Problem details >> In the lines below, switch "Macro-F1" to "Micro-F1" and reproduce everything else unchanged.

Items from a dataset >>
----

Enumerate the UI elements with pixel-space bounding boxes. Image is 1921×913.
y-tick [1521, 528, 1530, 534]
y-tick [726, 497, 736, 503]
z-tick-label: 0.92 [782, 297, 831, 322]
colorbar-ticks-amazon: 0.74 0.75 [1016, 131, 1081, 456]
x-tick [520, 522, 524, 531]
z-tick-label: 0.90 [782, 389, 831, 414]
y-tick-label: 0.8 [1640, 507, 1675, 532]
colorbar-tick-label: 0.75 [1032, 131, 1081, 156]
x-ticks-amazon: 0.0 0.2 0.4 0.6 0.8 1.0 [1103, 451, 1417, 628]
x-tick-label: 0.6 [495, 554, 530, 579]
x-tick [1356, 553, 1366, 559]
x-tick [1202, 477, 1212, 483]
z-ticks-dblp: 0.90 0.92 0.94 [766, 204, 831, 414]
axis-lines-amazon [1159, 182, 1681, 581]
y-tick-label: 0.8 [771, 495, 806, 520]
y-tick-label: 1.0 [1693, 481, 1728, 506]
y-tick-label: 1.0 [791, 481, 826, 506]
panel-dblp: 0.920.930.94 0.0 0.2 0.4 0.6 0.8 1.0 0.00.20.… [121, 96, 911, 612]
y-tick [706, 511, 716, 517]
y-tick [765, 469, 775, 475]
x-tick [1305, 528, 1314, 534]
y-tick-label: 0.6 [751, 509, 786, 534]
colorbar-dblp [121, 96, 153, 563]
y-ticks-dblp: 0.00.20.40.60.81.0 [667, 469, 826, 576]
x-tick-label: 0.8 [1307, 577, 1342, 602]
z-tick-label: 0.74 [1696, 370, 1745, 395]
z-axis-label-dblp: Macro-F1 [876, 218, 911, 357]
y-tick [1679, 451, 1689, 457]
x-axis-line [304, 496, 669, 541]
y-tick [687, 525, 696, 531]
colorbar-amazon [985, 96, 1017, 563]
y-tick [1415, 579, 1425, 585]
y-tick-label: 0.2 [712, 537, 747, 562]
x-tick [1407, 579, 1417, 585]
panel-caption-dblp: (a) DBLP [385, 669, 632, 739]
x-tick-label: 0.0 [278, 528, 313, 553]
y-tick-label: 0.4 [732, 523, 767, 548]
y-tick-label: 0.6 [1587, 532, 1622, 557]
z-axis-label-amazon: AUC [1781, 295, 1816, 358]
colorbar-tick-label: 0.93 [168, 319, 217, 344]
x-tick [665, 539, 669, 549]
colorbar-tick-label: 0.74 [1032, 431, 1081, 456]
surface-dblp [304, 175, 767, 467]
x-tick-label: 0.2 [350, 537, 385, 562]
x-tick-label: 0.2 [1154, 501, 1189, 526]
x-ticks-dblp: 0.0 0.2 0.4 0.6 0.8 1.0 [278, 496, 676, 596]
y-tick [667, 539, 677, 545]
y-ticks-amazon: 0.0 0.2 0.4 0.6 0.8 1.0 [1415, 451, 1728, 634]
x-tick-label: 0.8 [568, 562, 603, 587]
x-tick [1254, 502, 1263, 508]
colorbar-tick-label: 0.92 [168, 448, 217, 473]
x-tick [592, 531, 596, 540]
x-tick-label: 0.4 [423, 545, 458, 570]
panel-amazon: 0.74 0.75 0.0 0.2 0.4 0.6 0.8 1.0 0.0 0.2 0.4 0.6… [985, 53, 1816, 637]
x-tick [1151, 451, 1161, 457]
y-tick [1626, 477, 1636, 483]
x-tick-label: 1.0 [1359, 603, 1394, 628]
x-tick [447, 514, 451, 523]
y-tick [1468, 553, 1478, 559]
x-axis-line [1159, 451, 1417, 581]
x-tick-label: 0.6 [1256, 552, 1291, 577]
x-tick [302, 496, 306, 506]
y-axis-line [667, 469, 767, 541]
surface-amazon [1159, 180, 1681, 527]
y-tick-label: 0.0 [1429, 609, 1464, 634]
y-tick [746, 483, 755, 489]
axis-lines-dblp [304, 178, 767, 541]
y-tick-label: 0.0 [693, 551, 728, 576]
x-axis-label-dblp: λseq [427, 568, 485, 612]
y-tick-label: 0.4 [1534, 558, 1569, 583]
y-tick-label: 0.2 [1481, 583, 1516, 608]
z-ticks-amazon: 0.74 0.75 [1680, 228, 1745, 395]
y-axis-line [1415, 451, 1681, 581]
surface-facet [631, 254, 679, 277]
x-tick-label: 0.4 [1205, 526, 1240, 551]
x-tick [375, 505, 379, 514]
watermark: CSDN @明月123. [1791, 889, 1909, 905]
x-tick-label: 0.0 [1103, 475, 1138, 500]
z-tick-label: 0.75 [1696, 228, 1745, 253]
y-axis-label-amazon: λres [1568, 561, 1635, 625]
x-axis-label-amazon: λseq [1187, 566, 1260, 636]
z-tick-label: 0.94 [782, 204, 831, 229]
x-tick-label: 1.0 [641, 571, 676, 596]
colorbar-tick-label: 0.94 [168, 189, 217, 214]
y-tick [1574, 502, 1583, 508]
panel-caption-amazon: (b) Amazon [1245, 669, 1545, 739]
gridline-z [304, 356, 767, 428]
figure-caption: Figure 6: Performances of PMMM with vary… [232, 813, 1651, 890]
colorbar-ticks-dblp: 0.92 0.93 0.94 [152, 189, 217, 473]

----

Solution >>
Enumerate the UI elements with pixel-space bounding boxes. Image is 1921×913.
y-tick [1521, 528, 1530, 534]
y-tick [726, 497, 736, 503]
z-tick-label: 0.92 [782, 297, 831, 322]
colorbar-ticks-amazon: 0.74 0.75 [1016, 131, 1081, 456]
x-tick [520, 522, 524, 531]
z-tick-label: 0.90 [782, 389, 831, 414]
y-tick-label: 0.8 [1640, 507, 1675, 532]
colorbar-tick-label: 0.75 [1032, 131, 1081, 156]
x-ticks-amazon: 0.0 0.2 0.4 0.6 0.8 1.0 [1103, 451, 1417, 628]
x-tick-label: 0.6 [495, 554, 530, 579]
x-tick [1356, 553, 1366, 559]
x-tick [1202, 477, 1212, 483]
z-ticks-dblp: 0.90 0.92 0.94 [766, 204, 831, 414]
axis-lines-amazon [1159, 182, 1681, 581]
y-tick-label: 0.8 [771, 495, 806, 520]
y-tick-label: 1.0 [1693, 481, 1728, 506]
y-tick-label: 1.0 [791, 481, 826, 506]
panel-dblp: 0.920.930.94 0.0 0.2 0.4 0.6 0.8 1.0 0.00.20.… [121, 96, 911, 612]
y-tick [706, 511, 716, 517]
y-tick [765, 469, 775, 475]
x-tick [1305, 528, 1314, 534]
y-tick-label: 0.6 [751, 509, 786, 534]
colorbar-dblp [121, 96, 153, 563]
y-ticks-dblp: 0.00.20.40.60.81.0 [667, 469, 826, 576]
x-tick-label: 0.8 [1307, 577, 1342, 602]
z-tick-label: 0.74 [1696, 370, 1745, 395]
z-axis-label-dblp: Micro-F1 [876, 218, 911, 357]
y-tick [1679, 451, 1689, 457]
x-axis-line [304, 496, 669, 541]
y-tick [687, 525, 696, 531]
colorbar-amazon [985, 96, 1017, 563]
y-tick [1415, 579, 1425, 585]
y-tick-label: 0.2 [712, 537, 747, 562]
x-tick [1407, 579, 1417, 585]
panel-caption-dblp: (a) DBLP [385, 669, 632, 739]
x-tick-label: 0.0 [278, 528, 313, 553]
y-tick-label: 0.4 [732, 523, 767, 548]
y-tick-label: 0.6 [1587, 532, 1622, 557]
z-axis-label-amazon: AUC [1781, 295, 1816, 358]
colorbar-tick-label: 0.93 [168, 319, 217, 344]
x-tick [665, 539, 669, 549]
colorbar-tick-label: 0.74 [1032, 431, 1081, 456]
surface-dblp [304, 175, 767, 467]
x-tick-label: 0.2 [350, 537, 385, 562]
x-tick-label: 0.2 [1154, 501, 1189, 526]
x-ticks-dblp: 0.0 0.2 0.4 0.6 0.8 1.0 [278, 496, 676, 596]
y-tick [667, 539, 677, 545]
y-ticks-amazon: 0.0 0.2 0.4 0.6 0.8 1.0 [1415, 451, 1728, 634]
x-tick-label: 0.8 [568, 562, 603, 587]
x-tick [1254, 502, 1263, 508]
colorbar-tick-label: 0.92 [168, 448, 217, 473]
x-tick [592, 531, 596, 540]
x-tick-label: 0.4 [423, 545, 458, 570]
panel-amazon: 0.74 0.75 0.0 0.2 0.4 0.6 0.8 1.0 0.0 0.2 0.4 0.6… [985, 53, 1816, 637]
x-tick [1151, 451, 1161, 457]
y-tick [1626, 477, 1636, 483]
x-tick-label: 1.0 [1359, 603, 1394, 628]
x-tick [447, 514, 451, 523]
y-tick [1468, 553, 1478, 559]
x-axis-line [1159, 451, 1417, 581]
x-tick-label: 0.6 [1256, 552, 1291, 577]
x-tick [302, 496, 306, 506]
y-axis-line [667, 469, 767, 541]
surface-amazon [1159, 180, 1681, 527]
y-tick-label: 0.0 [1429, 609, 1464, 634]
y-tick [746, 483, 755, 489]
axis-lines-dblp [304, 178, 767, 541]
y-tick-label: 0.0 [693, 551, 728, 576]
x-axis-label-dblp: λseq [427, 568, 485, 612]
y-tick-label: 0.4 [1534, 558, 1569, 583]
y-tick-label: 0.2 [1481, 583, 1516, 608]
z-ticks-amazon: 0.74 0.75 [1680, 228, 1745, 395]
y-axis-line [1415, 451, 1681, 581]
surface-facet [631, 254, 679, 277]
x-tick-label: 0.4 [1205, 526, 1240, 551]
x-tick [375, 505, 379, 514]
watermark: CSDN @明月123. [1791, 889, 1909, 905]
x-tick-label: 0.0 [1103, 475, 1138, 500]
z-tick-label: 0.75 [1696, 228, 1745, 253]
y-axis-label-amazon: λres [1568, 561, 1635, 625]
x-axis-label-amazon: λseq [1187, 566, 1260, 636]
z-tick-label: 0.94 [782, 204, 831, 229]
x-tick-label: 1.0 [641, 571, 676, 596]
colorbar-tick-label: 0.94 [168, 189, 217, 214]
y-tick [1574, 502, 1583, 508]
panel-caption-amazon: (b) Amazon [1245, 669, 1545, 739]
gridline-z [304, 356, 767, 428]
figure-caption: Figure 6: Performances of PMMM with vary… [232, 813, 1651, 890]
colorbar-ticks-dblp: 0.92 0.93 0.94 [152, 189, 217, 473]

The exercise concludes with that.